§ **Task objective**: Report the number of lines in the entries below that include the word "heading", and nothing else.

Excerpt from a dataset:

+--

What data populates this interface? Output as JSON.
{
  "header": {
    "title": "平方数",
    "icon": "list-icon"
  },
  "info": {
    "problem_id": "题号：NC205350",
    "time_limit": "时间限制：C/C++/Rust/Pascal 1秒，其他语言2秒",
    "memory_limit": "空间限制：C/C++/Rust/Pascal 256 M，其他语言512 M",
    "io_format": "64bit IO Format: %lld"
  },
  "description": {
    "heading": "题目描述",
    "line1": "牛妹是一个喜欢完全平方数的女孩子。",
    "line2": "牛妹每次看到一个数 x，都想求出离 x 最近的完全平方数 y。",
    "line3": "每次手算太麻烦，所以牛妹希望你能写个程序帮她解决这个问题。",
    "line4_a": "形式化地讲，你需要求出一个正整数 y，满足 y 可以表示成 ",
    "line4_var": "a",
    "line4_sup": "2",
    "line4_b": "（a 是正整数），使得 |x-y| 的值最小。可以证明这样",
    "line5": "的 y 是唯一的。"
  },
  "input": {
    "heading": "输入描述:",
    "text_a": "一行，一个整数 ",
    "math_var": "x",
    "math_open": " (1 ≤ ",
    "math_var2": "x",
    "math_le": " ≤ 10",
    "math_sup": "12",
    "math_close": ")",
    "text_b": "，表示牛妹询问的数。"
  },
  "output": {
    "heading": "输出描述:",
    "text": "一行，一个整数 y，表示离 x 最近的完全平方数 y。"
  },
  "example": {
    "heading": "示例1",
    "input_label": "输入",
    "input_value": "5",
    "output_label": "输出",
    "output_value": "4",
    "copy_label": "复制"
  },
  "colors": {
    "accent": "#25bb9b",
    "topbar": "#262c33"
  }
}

+--

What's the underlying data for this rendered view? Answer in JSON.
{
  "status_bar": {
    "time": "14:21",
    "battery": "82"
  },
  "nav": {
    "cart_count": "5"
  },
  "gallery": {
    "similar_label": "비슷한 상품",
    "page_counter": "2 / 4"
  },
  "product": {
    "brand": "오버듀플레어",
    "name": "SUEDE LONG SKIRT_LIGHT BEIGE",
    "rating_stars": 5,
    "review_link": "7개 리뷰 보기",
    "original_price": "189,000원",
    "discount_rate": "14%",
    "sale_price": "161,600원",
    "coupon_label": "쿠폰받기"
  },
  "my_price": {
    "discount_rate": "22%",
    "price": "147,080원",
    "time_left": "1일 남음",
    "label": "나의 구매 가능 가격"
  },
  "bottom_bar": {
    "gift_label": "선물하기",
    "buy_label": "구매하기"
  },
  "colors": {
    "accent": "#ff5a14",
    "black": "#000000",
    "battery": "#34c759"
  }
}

+--

§ **Result of this task**: 4